[BEGIN INFORMATION PROVIDED]
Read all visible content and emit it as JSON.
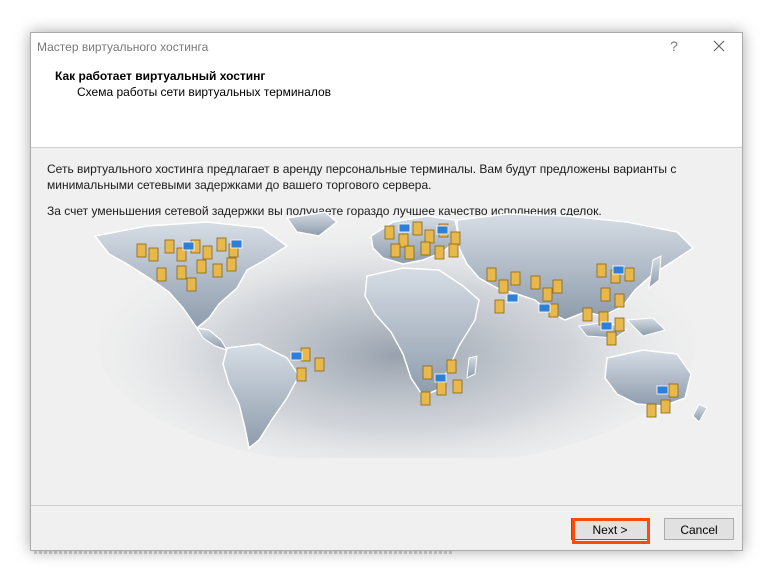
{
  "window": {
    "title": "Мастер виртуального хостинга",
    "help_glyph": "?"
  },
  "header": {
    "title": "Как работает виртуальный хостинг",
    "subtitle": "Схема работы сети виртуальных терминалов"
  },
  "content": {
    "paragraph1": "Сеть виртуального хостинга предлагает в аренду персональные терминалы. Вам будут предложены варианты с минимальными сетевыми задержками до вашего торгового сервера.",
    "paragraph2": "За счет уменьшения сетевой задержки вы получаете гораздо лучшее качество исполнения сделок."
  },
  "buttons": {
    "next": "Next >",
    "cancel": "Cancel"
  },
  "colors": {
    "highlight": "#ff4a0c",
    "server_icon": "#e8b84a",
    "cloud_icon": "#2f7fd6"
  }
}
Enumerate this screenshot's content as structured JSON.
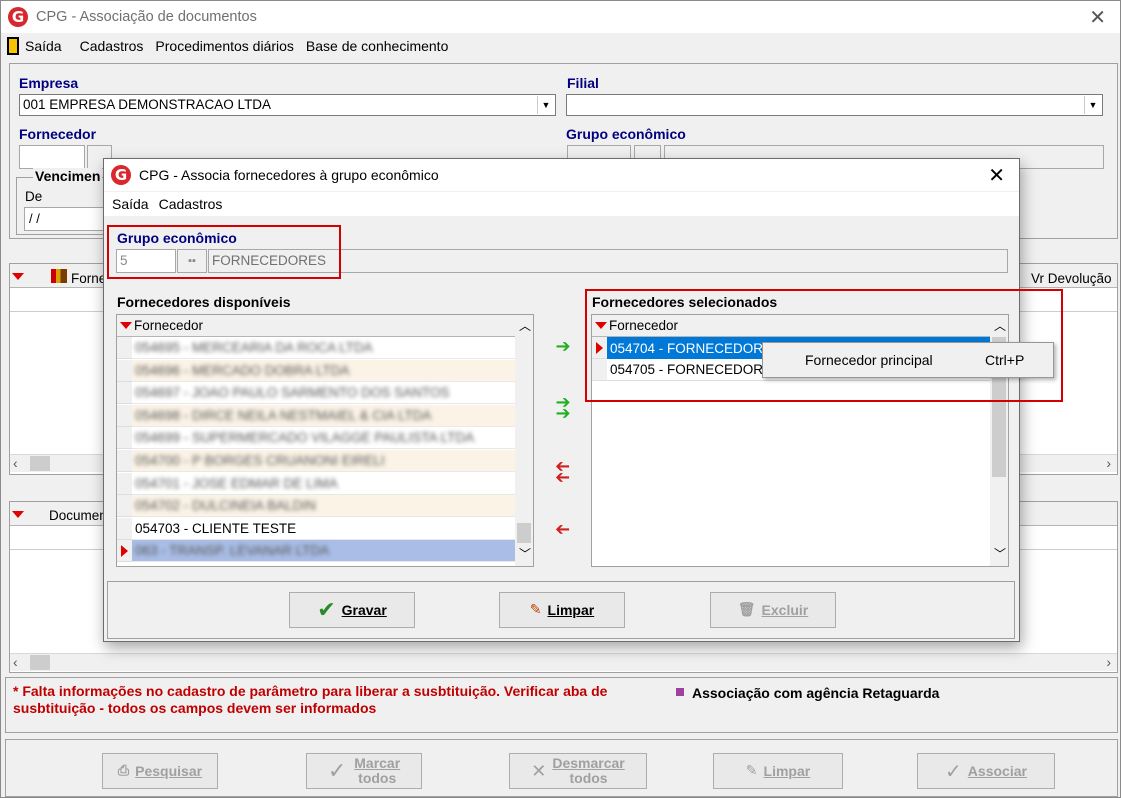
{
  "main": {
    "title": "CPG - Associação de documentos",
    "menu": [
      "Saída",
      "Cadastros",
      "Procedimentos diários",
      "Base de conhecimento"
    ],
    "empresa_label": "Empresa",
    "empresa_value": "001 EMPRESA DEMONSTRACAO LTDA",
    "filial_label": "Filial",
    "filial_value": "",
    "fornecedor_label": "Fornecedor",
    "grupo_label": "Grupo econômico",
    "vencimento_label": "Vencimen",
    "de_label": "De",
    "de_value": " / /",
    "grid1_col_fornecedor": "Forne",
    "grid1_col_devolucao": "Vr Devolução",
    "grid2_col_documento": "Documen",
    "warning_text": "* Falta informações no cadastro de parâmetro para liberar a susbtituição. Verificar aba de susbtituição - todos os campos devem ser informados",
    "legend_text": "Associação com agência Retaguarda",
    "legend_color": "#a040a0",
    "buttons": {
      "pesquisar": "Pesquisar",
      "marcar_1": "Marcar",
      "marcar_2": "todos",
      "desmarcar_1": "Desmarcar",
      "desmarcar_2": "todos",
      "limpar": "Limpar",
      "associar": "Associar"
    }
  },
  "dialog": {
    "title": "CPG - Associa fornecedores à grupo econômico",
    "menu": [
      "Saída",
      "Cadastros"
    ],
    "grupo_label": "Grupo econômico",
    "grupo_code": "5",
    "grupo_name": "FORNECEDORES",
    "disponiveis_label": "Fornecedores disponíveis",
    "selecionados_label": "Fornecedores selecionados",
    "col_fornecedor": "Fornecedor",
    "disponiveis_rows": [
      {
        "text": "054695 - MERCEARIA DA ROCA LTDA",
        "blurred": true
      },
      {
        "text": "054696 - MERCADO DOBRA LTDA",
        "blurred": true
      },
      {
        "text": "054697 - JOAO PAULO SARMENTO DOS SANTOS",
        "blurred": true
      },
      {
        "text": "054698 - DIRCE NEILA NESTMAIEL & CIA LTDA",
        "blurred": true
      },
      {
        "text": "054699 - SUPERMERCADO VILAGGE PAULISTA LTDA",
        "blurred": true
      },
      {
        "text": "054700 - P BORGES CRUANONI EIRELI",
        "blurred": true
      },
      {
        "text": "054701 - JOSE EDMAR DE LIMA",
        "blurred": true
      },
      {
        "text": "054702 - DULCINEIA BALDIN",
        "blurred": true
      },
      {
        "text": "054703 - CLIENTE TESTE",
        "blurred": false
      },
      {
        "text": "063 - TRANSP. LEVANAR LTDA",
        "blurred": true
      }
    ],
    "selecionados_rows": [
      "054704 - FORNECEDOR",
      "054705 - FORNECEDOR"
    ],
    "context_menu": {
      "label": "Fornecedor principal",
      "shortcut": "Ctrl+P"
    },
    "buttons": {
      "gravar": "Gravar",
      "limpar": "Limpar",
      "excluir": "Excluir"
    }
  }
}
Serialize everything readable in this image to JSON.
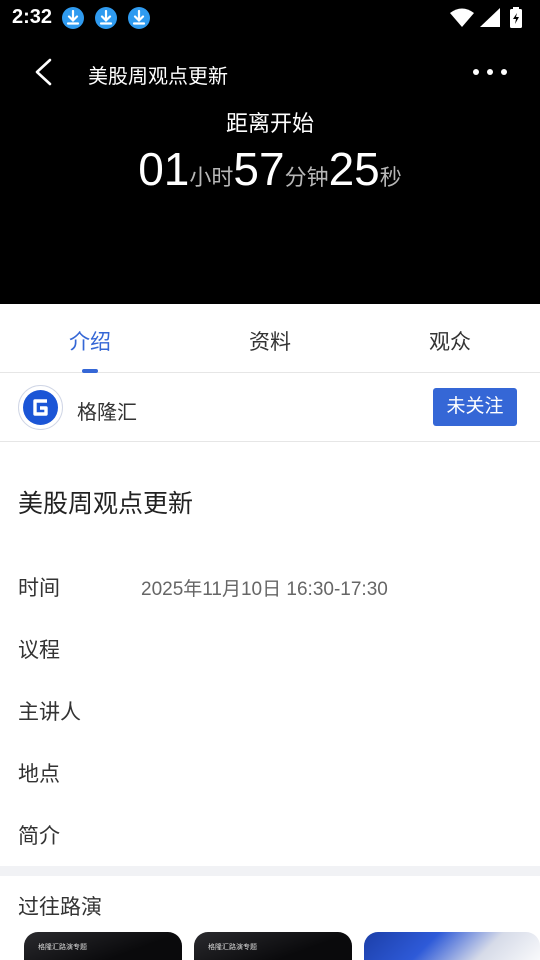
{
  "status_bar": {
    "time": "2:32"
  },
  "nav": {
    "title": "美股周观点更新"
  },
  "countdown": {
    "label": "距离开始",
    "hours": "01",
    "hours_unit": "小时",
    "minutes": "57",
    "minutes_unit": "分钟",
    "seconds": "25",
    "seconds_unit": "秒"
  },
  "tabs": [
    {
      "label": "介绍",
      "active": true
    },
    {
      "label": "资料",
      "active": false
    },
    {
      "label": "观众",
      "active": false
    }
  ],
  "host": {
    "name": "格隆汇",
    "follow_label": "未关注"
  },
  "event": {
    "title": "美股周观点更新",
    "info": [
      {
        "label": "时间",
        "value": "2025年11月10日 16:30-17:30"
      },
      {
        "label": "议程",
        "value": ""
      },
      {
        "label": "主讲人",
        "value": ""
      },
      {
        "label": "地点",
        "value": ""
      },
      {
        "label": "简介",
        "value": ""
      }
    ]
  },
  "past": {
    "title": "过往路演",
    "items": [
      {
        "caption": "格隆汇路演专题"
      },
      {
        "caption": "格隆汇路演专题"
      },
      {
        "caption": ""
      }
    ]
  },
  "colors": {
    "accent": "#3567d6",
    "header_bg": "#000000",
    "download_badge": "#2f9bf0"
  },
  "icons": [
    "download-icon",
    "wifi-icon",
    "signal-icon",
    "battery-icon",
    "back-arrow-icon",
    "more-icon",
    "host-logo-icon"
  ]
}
[END INFORMATION PROVIDED]
Every line of the data above should be quoted exactly. Omit the pictures.

Read all visible content and emit it as JSON.
{
  "window": {
    "title": "Мастер виртуального хостинга",
    "help_glyph": "?"
  },
  "header": {
    "title": "Как работает виртуальный хостинг",
    "subtitle": "Схема работы сети виртуальных терминалов"
  },
  "content": {
    "paragraph1": "Сеть виртуального хостинга предлагает в аренду персональные терминалы. Вам будут предложены варианты с минимальными сетевыми задержками до вашего торгового сервера.",
    "paragraph2": "За счет уменьшения сетевой задержки вы получаете гораздо лучшее качество исполнения сделок."
  },
  "buttons": {
    "next": "Next >",
    "cancel": "Cancel"
  },
  "colors": {
    "highlight": "#ff4a0c",
    "server_icon": "#e8b84a",
    "cloud_icon": "#2f7fd6"
  }
}
Enumerate this screenshot's content as structured JSON.
{
  "main": {
    "title": "CPG - Associação de documentos",
    "menu": [
      "Saída",
      "Cadastros",
      "Procedimentos diários",
      "Base de conhecimento"
    ],
    "empresa_label": "Empresa",
    "empresa_value": "001 EMPRESA DEMONSTRACAO LTDA",
    "filial_label": "Filial",
    "filial_value": "",
    "fornecedor_label": "Fornecedor",
    "grupo_label": "Grupo econômico",
    "vencimento_label": "Vencimen",
    "de_label": "De",
    "de_value": " / /",
    "grid1_col_fornecedor": "Forne",
    "grid1_col_devolucao": "Vr Devolução",
    "grid2_col_documento": "Documen",
    "warning_text": "* Falta informações no cadastro de parâmetro para liberar a susbtituição. Verificar aba de susbtituição - todos os campos devem ser informados",
    "legend_text": "Associação com agência Retaguarda",
    "legend_color": "#a040a0",
    "buttons": {
      "pesquisar": "Pesquisar",
      "marcar_1": "Marcar",
      "marcar_2": "todos",
      "desmarcar_1": "Desmarcar",
      "desmarcar_2": "todos",
      "limpar": "Limpar",
      "associar": "Associar"
    }
  },
  "dialog": {
    "title": "CPG - Associa fornecedores à grupo econômico",
    "menu": [
      "Saída",
      "Cadastros"
    ],
    "grupo_label": "Grupo econômico",
    "grupo_code": "5",
    "grupo_name": "FORNECEDORES",
    "disponiveis_label": "Fornecedores disponíveis",
    "selecionados_label": "Fornecedores selecionados",
    "col_fornecedor": "Fornecedor",
    "disponiveis_rows": [
      {
        "text": "054695 - MERCEARIA DA ROCA LTDA",
        "blurred": true
      },
      {
        "text": "054696 - MERCADO DOBRA LTDA",
        "blurred": true
      },
      {
        "text": "054697 - JOAO PAULO SARMENTO DOS SANTOS",
        "blurred": true
      },
      {
        "text": "054698 - DIRCE NEILA NESTMAIEL & CIA LTDA",
        "blurred": true
      },
      {
        "text": "054699 - SUPERMERCADO VILAGGE PAULISTA LTDA",
        "blurred": true
      },
      {
        "text": "054700 - P BORGES CRUANONI EIRELI",
        "blurred": true
      },
      {
        "text": "054701 - JOSE EDMAR DE LIMA",
        "blurred": true
      },
      {
        "text": "054702 - DULCINEIA BALDIN",
        "blurred": true
      },
      {
        "text": "054703 - CLIENTE TESTE",
        "blurred": false
      },
      {
        "text": "063 - TRANSP. LEVANAR LTDA",
        "blurred": true
      }
    ],
    "selecionados_rows": [
      "054704 - FORNECEDOR",
      "054705 - FORNECEDOR"
    ],
    "context_menu": {
      "label": "Fornecedor principal",
      "shortcut": "Ctrl+P"
    },
    "buttons": {
      "gravar": "Gravar",
      "limpar": "Limpar",
      "excluir": "Excluir"
    }
  }
}
Serialize everything readable in this image to JSON.
{
  "status_bar": {
    "time": "2:32"
  },
  "nav": {
    "title": "美股周观点更新"
  },
  "countdown": {
    "label": "距离开始",
    "hours": "01",
    "hours_unit": "小时",
    "minutes": "57",
    "minutes_unit": "分钟",
    "seconds": "25",
    "seconds_unit": "秒"
  },
  "tabs": [
    {
      "label": "介绍",
      "active": true
    },
    {
      "label": "资料",
      "active": false
    },
    {
      "label": "观众",
      "active": false
    }
  ],
  "host": {
    "name": "格隆汇",
    "follow_label": "未关注"
  },
  "event": {
    "title": "美股周观点更新",
    "info": [
      {
        "label": "时间",
        "value": "2025年11月10日 16:30-17:30"
      },
      {
        "label": "议程",
        "value": ""
      },
      {
        "label": "主讲人",
        "value": ""
      },
      {
        "label": "地点",
        "value": ""
      },
      {
        "label": "简介",
        "value": ""
      }
    ]
  },
  "past": {
    "title": "过往路演",
    "items": [
      {
        "caption": "格隆汇路演专题"
      },
      {
        "caption": "格隆汇路演专题"
      },
      {
        "caption": ""
      }
    ]
  },
  "colors": {
    "accent": "#3567d6",
    "header_bg": "#000000",
    "download_badge": "#2f9bf0"
  },
  "icons": [
    "download-icon",
    "wifi-icon",
    "signal-icon",
    "battery-icon",
    "back-arrow-icon",
    "more-icon",
    "host-logo-icon"
  ]
}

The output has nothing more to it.